_AIM OF THE EXERCISE_: Below are the records; pull every line that includes "Имеется".

_RECORDS FOR THE TASK_:
**********
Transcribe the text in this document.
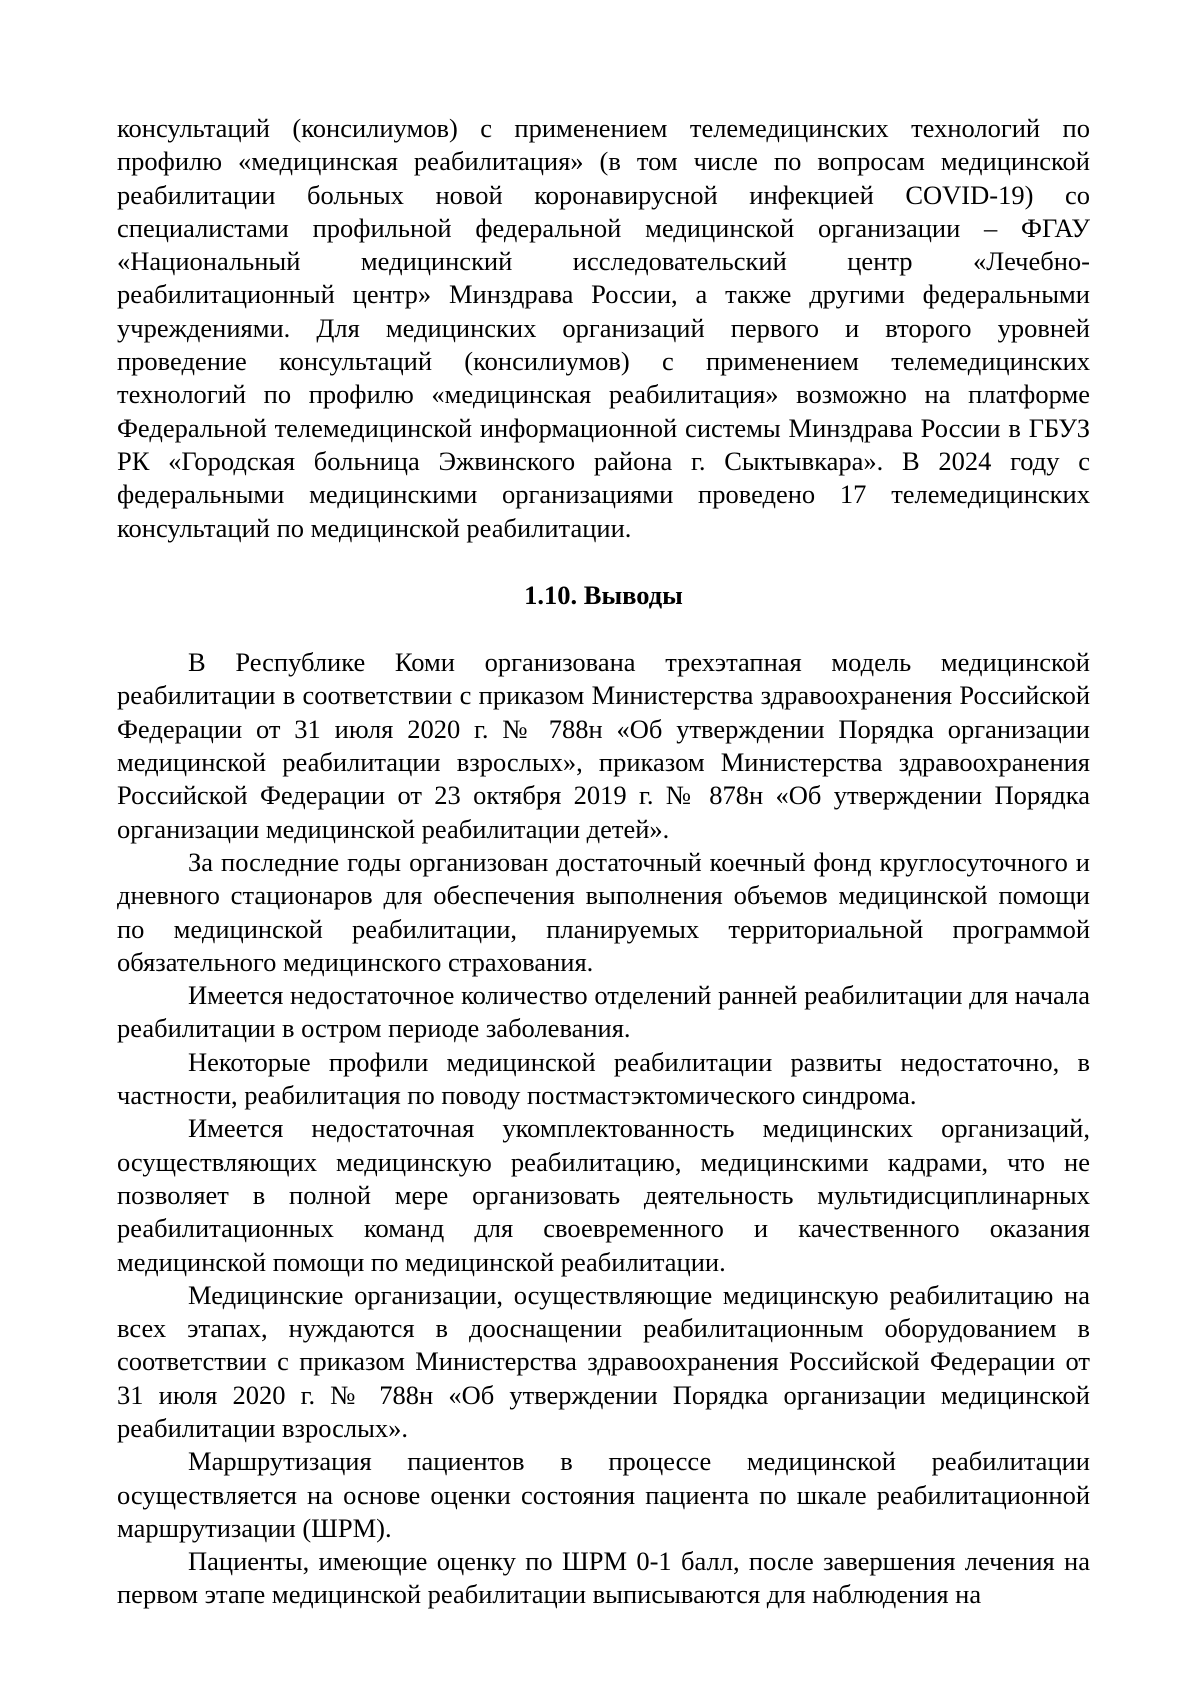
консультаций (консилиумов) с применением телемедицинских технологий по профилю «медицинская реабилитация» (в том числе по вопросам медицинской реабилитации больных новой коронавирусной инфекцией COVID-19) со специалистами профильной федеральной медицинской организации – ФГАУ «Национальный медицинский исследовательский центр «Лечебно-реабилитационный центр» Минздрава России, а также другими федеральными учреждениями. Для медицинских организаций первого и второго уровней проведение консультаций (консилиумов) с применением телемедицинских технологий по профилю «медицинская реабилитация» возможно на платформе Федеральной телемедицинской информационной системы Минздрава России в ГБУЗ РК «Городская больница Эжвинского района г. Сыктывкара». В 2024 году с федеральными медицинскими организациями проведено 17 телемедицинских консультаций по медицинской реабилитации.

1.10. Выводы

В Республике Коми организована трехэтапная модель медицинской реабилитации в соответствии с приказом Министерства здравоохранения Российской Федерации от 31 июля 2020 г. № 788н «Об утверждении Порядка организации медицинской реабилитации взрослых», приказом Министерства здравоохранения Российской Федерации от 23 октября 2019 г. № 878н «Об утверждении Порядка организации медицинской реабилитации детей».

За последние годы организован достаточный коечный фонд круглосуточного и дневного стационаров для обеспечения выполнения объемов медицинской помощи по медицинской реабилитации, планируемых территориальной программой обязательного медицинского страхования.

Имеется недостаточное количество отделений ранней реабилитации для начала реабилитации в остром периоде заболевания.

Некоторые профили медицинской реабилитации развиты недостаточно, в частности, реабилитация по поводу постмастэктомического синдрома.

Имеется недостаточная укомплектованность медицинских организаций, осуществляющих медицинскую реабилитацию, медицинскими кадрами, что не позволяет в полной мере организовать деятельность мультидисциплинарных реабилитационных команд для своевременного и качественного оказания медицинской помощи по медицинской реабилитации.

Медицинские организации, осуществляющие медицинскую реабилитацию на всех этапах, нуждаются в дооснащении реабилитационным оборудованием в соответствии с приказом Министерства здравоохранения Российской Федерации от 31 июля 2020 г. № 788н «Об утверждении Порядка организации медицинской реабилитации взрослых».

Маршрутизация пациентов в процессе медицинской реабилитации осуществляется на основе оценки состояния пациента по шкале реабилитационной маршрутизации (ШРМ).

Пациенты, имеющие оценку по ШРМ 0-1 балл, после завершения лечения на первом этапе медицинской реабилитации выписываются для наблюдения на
**********
_ANSWER TO THE PROBLEM_:
Имеется недостаточное количество отделений ранней реабилитации для начала реабилитации в остром периоде заболевания.
Имеется недостаточная укомплектованность медицинских организаций, осуществляющих медицинскую реабилитацию, медицинскими кадрами, что не позволяет в полной мере организовать деятельность мультидисциплинарных реабилитационных команд для своевременного и качественного оказания медицинской помощи по медицинской реабилитации.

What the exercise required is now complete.